# [Exercise requirements]
Copy every record below exactly as written, but leave out the pictures.

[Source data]
- - -

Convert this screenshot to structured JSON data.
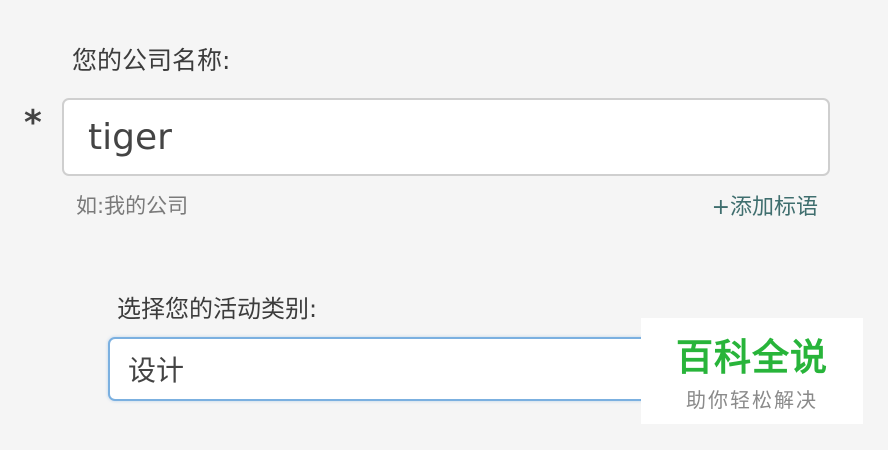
{
  "company": {
    "label": "您的公司名称:",
    "required_marker": "*",
    "value": "tiger",
    "hint": "如:我的公司",
    "add_slogan_label": "+添加标语"
  },
  "category": {
    "label": "选择您的活动类别:",
    "selected": "设计"
  },
  "watermark": {
    "brand": "百科全说",
    "tagline": "助你轻松解决"
  },
  "colors": {
    "background": "#f5f5f5",
    "link": "#3f6e6e",
    "focus_border": "#7bb0e0",
    "brand_green": "#28b43a"
  }
}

- - -

# [Full answer]
Convert this screenshot to structured JSON data.
{
  "company": {
    "label": "您的公司名称:",
    "required_marker": "*",
    "value": "tiger",
    "hint": "如:我的公司",
    "add_slogan_label": "+添加标语"
  },
  "category": {
    "label": "选择您的活动类别:",
    "selected": "设计"
  },
  "watermark": {
    "brand": "百科全说",
    "tagline": "助你轻松解决"
  },
  "colors": {
    "background": "#f5f5f5",
    "link": "#3f6e6e",
    "focus_border": "#7bb0e0",
    "brand_green": "#28b43a"
  }
}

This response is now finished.